**Exercise:**
Output the records exactly as they appear, with no pictures included.
--- Begin Records to process ---
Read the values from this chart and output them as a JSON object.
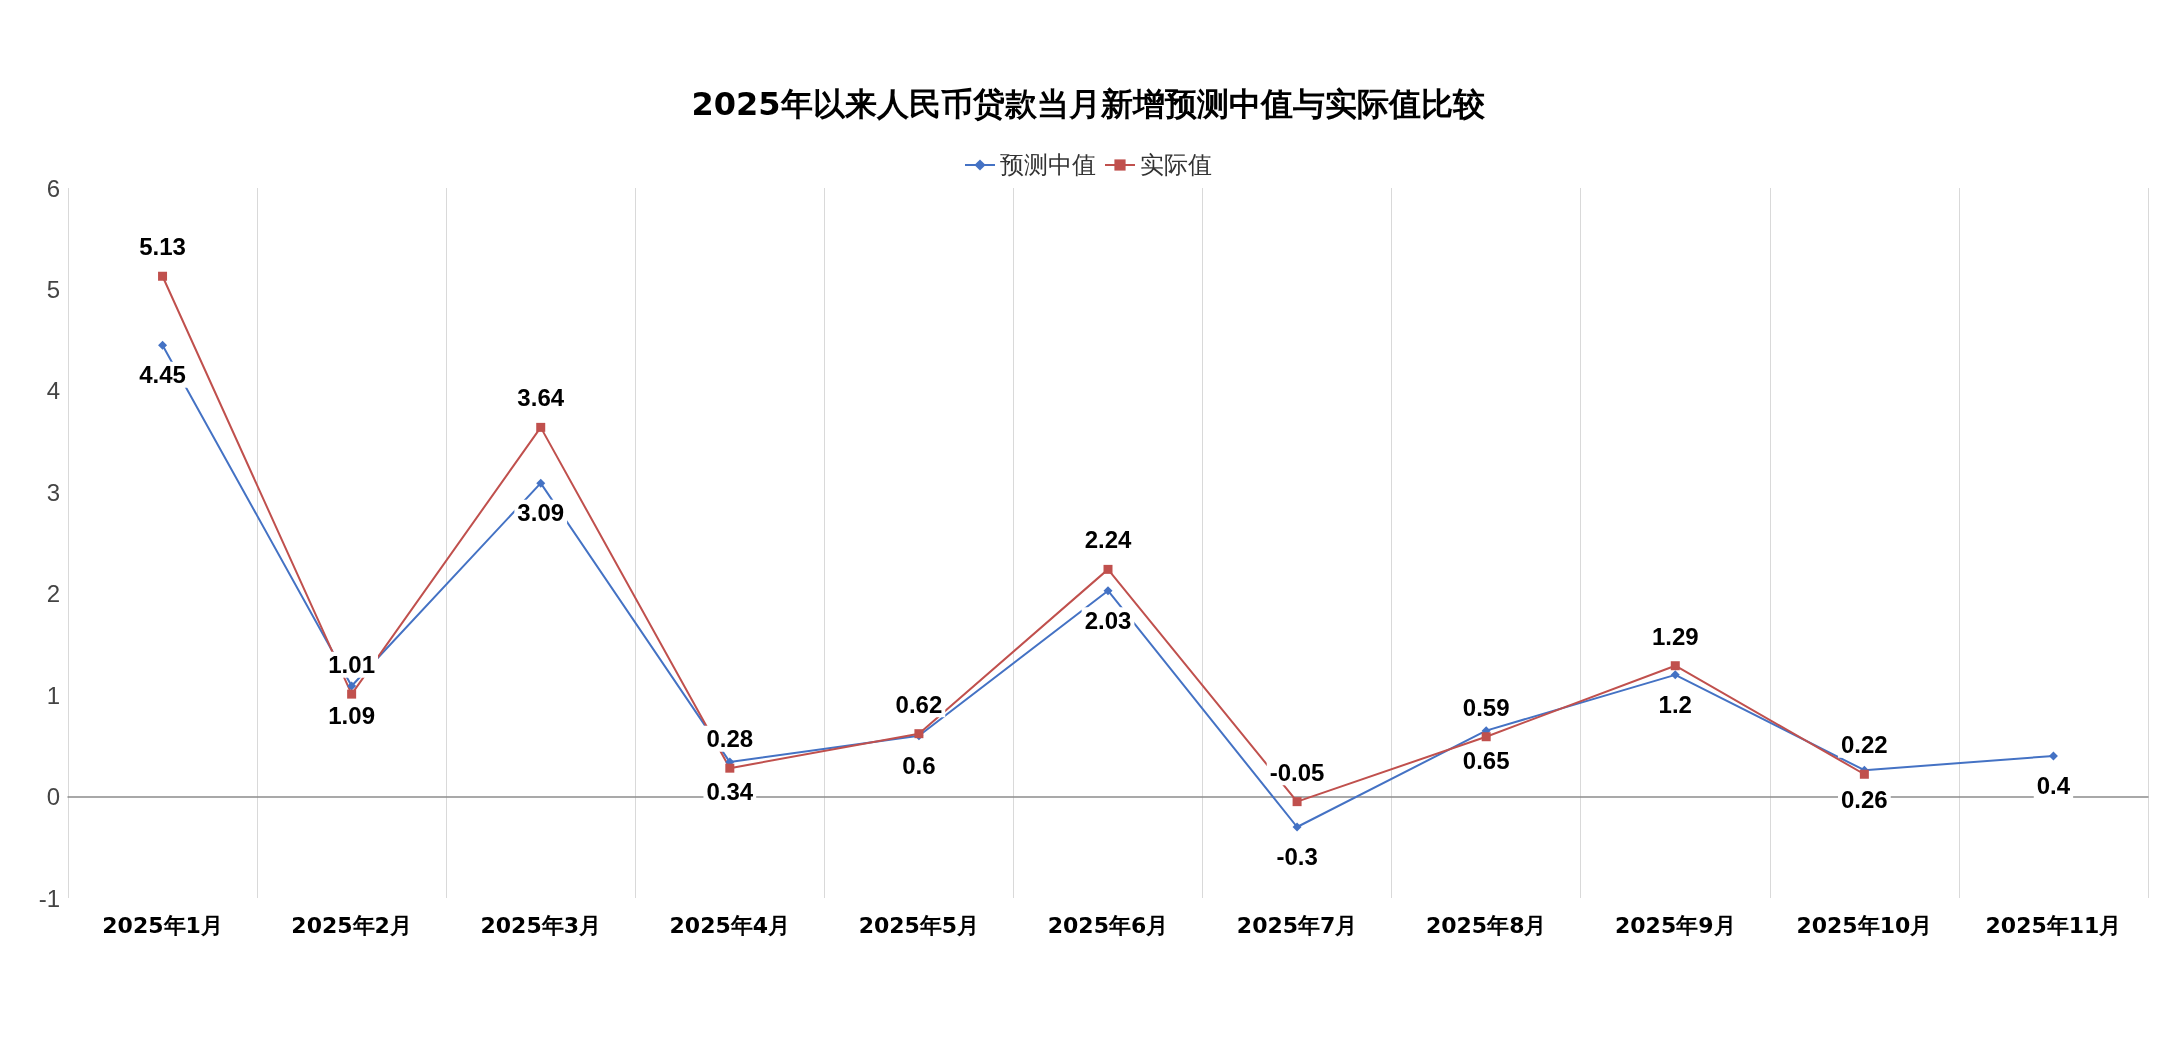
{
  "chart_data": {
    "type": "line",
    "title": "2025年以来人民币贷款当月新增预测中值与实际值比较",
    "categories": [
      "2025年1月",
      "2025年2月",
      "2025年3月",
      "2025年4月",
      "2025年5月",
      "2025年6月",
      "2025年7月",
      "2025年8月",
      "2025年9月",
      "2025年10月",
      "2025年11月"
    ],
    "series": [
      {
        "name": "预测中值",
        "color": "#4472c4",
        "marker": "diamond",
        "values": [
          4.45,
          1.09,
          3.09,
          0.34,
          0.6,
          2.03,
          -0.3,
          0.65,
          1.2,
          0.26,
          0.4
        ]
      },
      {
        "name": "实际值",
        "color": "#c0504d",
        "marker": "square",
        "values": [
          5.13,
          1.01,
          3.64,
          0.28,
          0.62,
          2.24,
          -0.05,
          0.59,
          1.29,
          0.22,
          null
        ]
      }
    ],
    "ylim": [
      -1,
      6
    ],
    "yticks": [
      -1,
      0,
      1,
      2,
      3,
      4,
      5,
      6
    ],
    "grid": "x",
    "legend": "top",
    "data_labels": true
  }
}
--- End Records to process ---
**Task response:**
Read the values from this chart and output them as a JSON object.
{
  "chart_data": {
    "type": "line",
    "title": "2025年以来人民币贷款当月新增预测中值与实际值比较",
    "categories": [
      "2025年1月",
      "2025年2月",
      "2025年3月",
      "2025年4月",
      "2025年5月",
      "2025年6月",
      "2025年7月",
      "2025年8月",
      "2025年9月",
      "2025年10月",
      "2025年11月"
    ],
    "series": [
      {
        "name": "预测中值",
        "color": "#4472c4",
        "marker": "diamond",
        "values": [
          4.45,
          1.09,
          3.09,
          0.34,
          0.6,
          2.03,
          -0.3,
          0.65,
          1.2,
          0.26,
          0.4
        ]
      },
      {
        "name": "实际值",
        "color": "#c0504d",
        "marker": "square",
        "values": [
          5.13,
          1.01,
          3.64,
          0.28,
          0.62,
          2.24,
          -0.05,
          0.59,
          1.29,
          0.22,
          null
        ]
      }
    ],
    "ylim": [
      -1,
      6
    ],
    "yticks": [
      -1,
      0,
      1,
      2,
      3,
      4,
      5,
      6
    ],
    "grid": "x",
    "legend": "top",
    "data_labels": true
  }
}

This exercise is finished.